─── MATERIAL PROVIDED

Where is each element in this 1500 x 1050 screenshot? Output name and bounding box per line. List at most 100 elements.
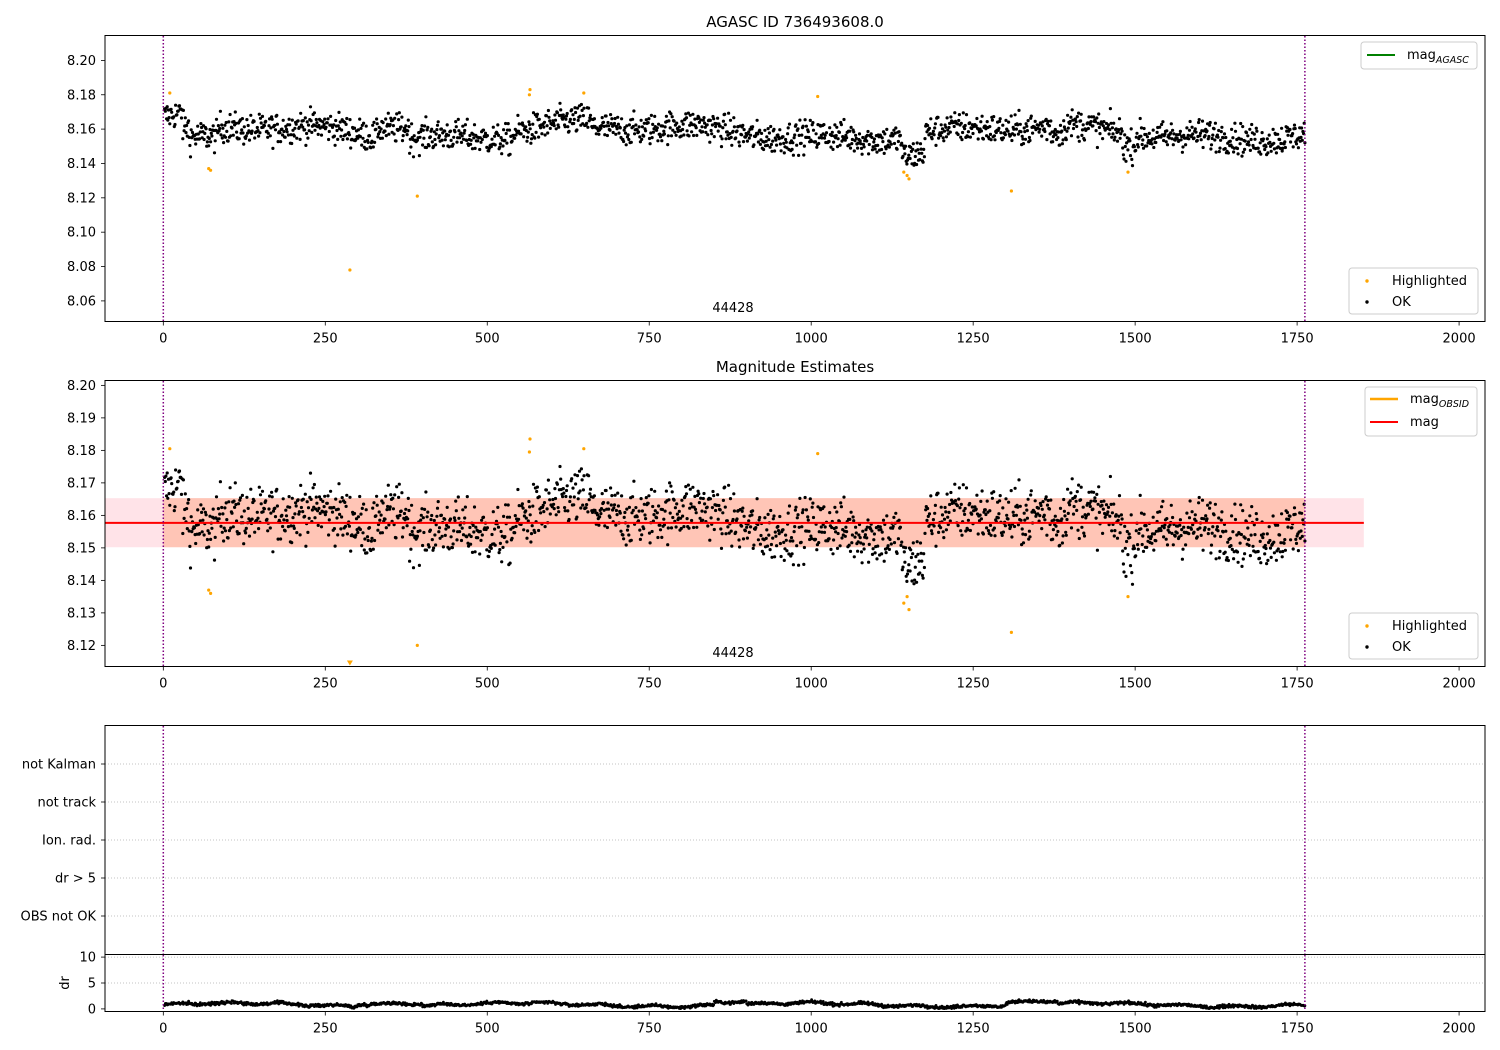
ok-point <box>1279 541 1283 545</box>
ok-point <box>200 530 204 534</box>
ok-point <box>524 509 528 513</box>
ok-point <box>358 117 362 121</box>
ok-point <box>1244 131 1249 135</box>
y-tick-label: 8.18 <box>67 444 96 459</box>
legend-mag-label: mag <box>1410 415 1439 430</box>
ok-point <box>620 494 624 498</box>
ok-point <box>642 121 646 125</box>
ok-point <box>527 120 531 124</box>
panel-agasc-line-legend[interactable]: magAGASC <box>1360 41 1478 70</box>
off-scale-marker <box>346 660 353 666</box>
ok-point <box>503 535 507 539</box>
ok-point <box>427 144 431 148</box>
ok-point <box>289 524 293 528</box>
ok-point <box>758 128 762 132</box>
ok-point <box>720 532 724 536</box>
ok-point <box>1265 137 1269 141</box>
ok-point <box>1051 528 1055 532</box>
ok-point <box>1051 135 1055 139</box>
ok-point <box>340 515 344 519</box>
ok-point <box>190 530 194 534</box>
panel-magnitude-estimates-line-legend[interactable]: magOBSID mag <box>1364 386 1478 437</box>
ok-point <box>679 516 683 520</box>
ok-point <box>811 515 816 520</box>
ok-point <box>533 530 537 535</box>
ok-point <box>578 489 582 493</box>
ok-point <box>283 529 287 533</box>
ok-point <box>371 123 375 127</box>
ok-point <box>1110 529 1114 533</box>
ok-point <box>620 117 624 121</box>
ok-point <box>1061 534 1065 538</box>
ok-point <box>461 137 466 141</box>
ok-point <box>1267 525 1271 529</box>
ok-point <box>836 137 840 141</box>
ok-point <box>235 519 239 523</box>
ok-point <box>566 509 570 513</box>
ok-point <box>358 527 362 532</box>
ok-point <box>1164 140 1168 144</box>
ok-point <box>946 515 950 519</box>
ok-point <box>1089 499 1093 503</box>
highlighted-point <box>582 447 586 451</box>
ok-point <box>671 128 675 132</box>
ok-point <box>835 510 839 514</box>
ok-point <box>835 546 840 551</box>
ok-point <box>725 130 729 134</box>
ok-point <box>553 496 558 501</box>
ok-point <box>1190 125 1194 129</box>
ok-point <box>513 136 517 140</box>
ok-point <box>764 139 768 143</box>
ok-point <box>1069 526 1074 530</box>
ok-point <box>403 518 407 522</box>
ok-point <box>517 122 521 126</box>
ok-point <box>1215 525 1219 529</box>
ok-point <box>234 121 238 125</box>
ok-point <box>792 136 796 140</box>
ok-point <box>729 529 733 533</box>
ok-point <box>930 137 934 141</box>
ok-point <box>864 528 868 532</box>
x-tick-label: 1250 <box>957 332 990 347</box>
ok-point <box>644 517 648 521</box>
y-tick-label: 8.14 <box>67 574 96 589</box>
ok-point <box>684 112 688 116</box>
ok-point <box>501 144 505 148</box>
ok-point <box>693 494 697 498</box>
panel-magnitude-estimates-point-legend[interactable]: Highlighted OK <box>1348 612 1479 660</box>
ok-point <box>992 115 996 119</box>
ok-point <box>1186 133 1190 137</box>
ok-point <box>615 127 619 131</box>
ok-point <box>709 128 713 133</box>
ok-point <box>660 139 664 143</box>
ok-point <box>443 517 447 521</box>
ok-point <box>174 103 178 107</box>
ok-point <box>944 528 949 532</box>
ok-point <box>207 531 211 535</box>
ok-point <box>497 551 501 555</box>
ok-point <box>1163 523 1167 527</box>
ok-point <box>597 523 601 527</box>
ok-point <box>752 543 756 547</box>
ok-point <box>810 537 814 541</box>
ok-point <box>942 139 946 143</box>
ok-point <box>1239 503 1243 507</box>
ok-point <box>1128 139 1132 143</box>
ok-point <box>600 116 604 120</box>
ok-point <box>791 563 796 567</box>
ok-point <box>1286 133 1290 137</box>
ok-point <box>196 124 200 128</box>
ok-point <box>894 511 898 515</box>
ok-point <box>534 130 538 134</box>
ok-point <box>1154 140 1158 145</box>
ok-point <box>848 129 852 133</box>
panel-agasc-point-legend[interactable]: Highlighted OK <box>1348 267 1479 315</box>
ok-point <box>298 137 302 141</box>
ok-point <box>1040 507 1044 511</box>
ok-point <box>446 525 451 529</box>
ok-point <box>1093 499 1098 503</box>
ok-point <box>1121 153 1125 157</box>
ok-point <box>1011 510 1015 514</box>
ok-point <box>345 493 349 497</box>
ok-point <box>336 137 340 141</box>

──────

● **DIRECTIONS FOR THIS TASK**
Reproduce the records above line for line without any change, but leave the pictures out of your answer.

● **SOLUTION FOR THIS PROBLEM**
Where is each element in this 1500 x 1050 screenshot? Output name and bounding box per line. List at most 100 elements.
ok-point <box>1279 541 1283 545</box>
ok-point <box>200 530 204 534</box>
ok-point <box>524 509 528 513</box>
ok-point <box>358 117 362 121</box>
ok-point <box>1244 131 1249 135</box>
y-tick-label: 8.18 <box>67 444 96 459</box>
legend-mag-label: mag <box>1410 415 1439 430</box>
ok-point <box>620 494 624 498</box>
ok-point <box>642 121 646 125</box>
ok-point <box>527 120 531 124</box>
panel-agasc-line-legend[interactable]: magAGASC <box>1360 41 1478 70</box>
off-scale-marker <box>346 660 353 666</box>
ok-point <box>503 535 507 539</box>
ok-point <box>427 144 431 148</box>
ok-point <box>289 524 293 528</box>
ok-point <box>758 128 762 132</box>
ok-point <box>720 532 724 536</box>
ok-point <box>1265 137 1269 141</box>
ok-point <box>1051 528 1055 532</box>
ok-point <box>1051 135 1055 139</box>
ok-point <box>340 515 344 519</box>
ok-point <box>190 530 194 534</box>
panel-magnitude-estimates-line-legend[interactable]: magOBSID mag <box>1364 386 1478 437</box>
ok-point <box>679 516 683 520</box>
ok-point <box>811 515 816 520</box>
ok-point <box>533 530 537 535</box>
ok-point <box>578 489 582 493</box>
ok-point <box>283 529 287 533</box>
ok-point <box>371 123 375 127</box>
ok-point <box>1110 529 1114 533</box>
ok-point <box>620 117 624 121</box>
ok-point <box>1061 534 1065 538</box>
ok-point <box>461 137 466 141</box>
ok-point <box>1267 525 1271 529</box>
ok-point <box>836 137 840 141</box>
ok-point <box>235 519 239 523</box>
ok-point <box>566 509 570 513</box>
ok-point <box>358 527 362 532</box>
ok-point <box>1164 140 1168 144</box>
ok-point <box>946 515 950 519</box>
ok-point <box>1089 499 1093 503</box>
highlighted-point <box>582 447 586 451</box>
ok-point <box>671 128 675 132</box>
ok-point <box>835 510 839 514</box>
ok-point <box>835 546 840 551</box>
ok-point <box>725 130 729 134</box>
ok-point <box>553 496 558 501</box>
ok-point <box>1190 125 1194 129</box>
ok-point <box>513 136 517 140</box>
ok-point <box>764 139 768 143</box>
ok-point <box>1069 526 1074 530</box>
ok-point <box>403 518 407 522</box>
ok-point <box>517 122 521 126</box>
ok-point <box>1215 525 1219 529</box>
ok-point <box>234 121 238 125</box>
ok-point <box>792 136 796 140</box>
ok-point <box>729 529 733 533</box>
ok-point <box>930 137 934 141</box>
ok-point <box>864 528 868 532</box>
x-tick-label: 1250 <box>957 332 990 347</box>
ok-point <box>644 517 648 521</box>
y-tick-label: 8.14 <box>67 574 96 589</box>
ok-point <box>684 112 688 116</box>
ok-point <box>501 144 505 148</box>
ok-point <box>693 494 697 498</box>
panel-magnitude-estimates-point-legend[interactable]: Highlighted OK <box>1348 612 1479 660</box>
ok-point <box>992 115 996 119</box>
ok-point <box>1186 133 1190 137</box>
ok-point <box>615 127 619 131</box>
ok-point <box>709 128 713 133</box>
ok-point <box>660 139 664 143</box>
ok-point <box>443 517 447 521</box>
ok-point <box>174 103 178 107</box>
ok-point <box>944 528 949 532</box>
ok-point <box>207 531 211 535</box>
ok-point <box>497 551 501 555</box>
ok-point <box>1163 523 1167 527</box>
ok-point <box>597 523 601 527</box>
ok-point <box>752 543 756 547</box>
ok-point <box>810 537 814 541</box>
ok-point <box>942 139 946 143</box>
ok-point <box>1239 503 1243 507</box>
ok-point <box>1128 139 1132 143</box>
ok-point <box>600 116 604 120</box>
ok-point <box>791 563 796 567</box>
ok-point <box>1286 133 1290 137</box>
ok-point <box>196 124 200 128</box>
ok-point <box>894 511 898 515</box>
ok-point <box>534 130 538 134</box>
ok-point <box>1154 140 1158 145</box>
ok-point <box>848 129 852 133</box>
panel-agasc-point-legend[interactable]: Highlighted OK <box>1348 267 1479 315</box>
ok-point <box>298 137 302 141</box>
ok-point <box>1040 507 1044 511</box>
ok-point <box>446 525 451 529</box>
ok-point <box>1093 499 1098 503</box>
ok-point <box>1121 153 1125 157</box>
ok-point <box>1011 510 1015 514</box>
ok-point <box>345 493 349 497</box>
ok-point <box>336 137 340 141</box>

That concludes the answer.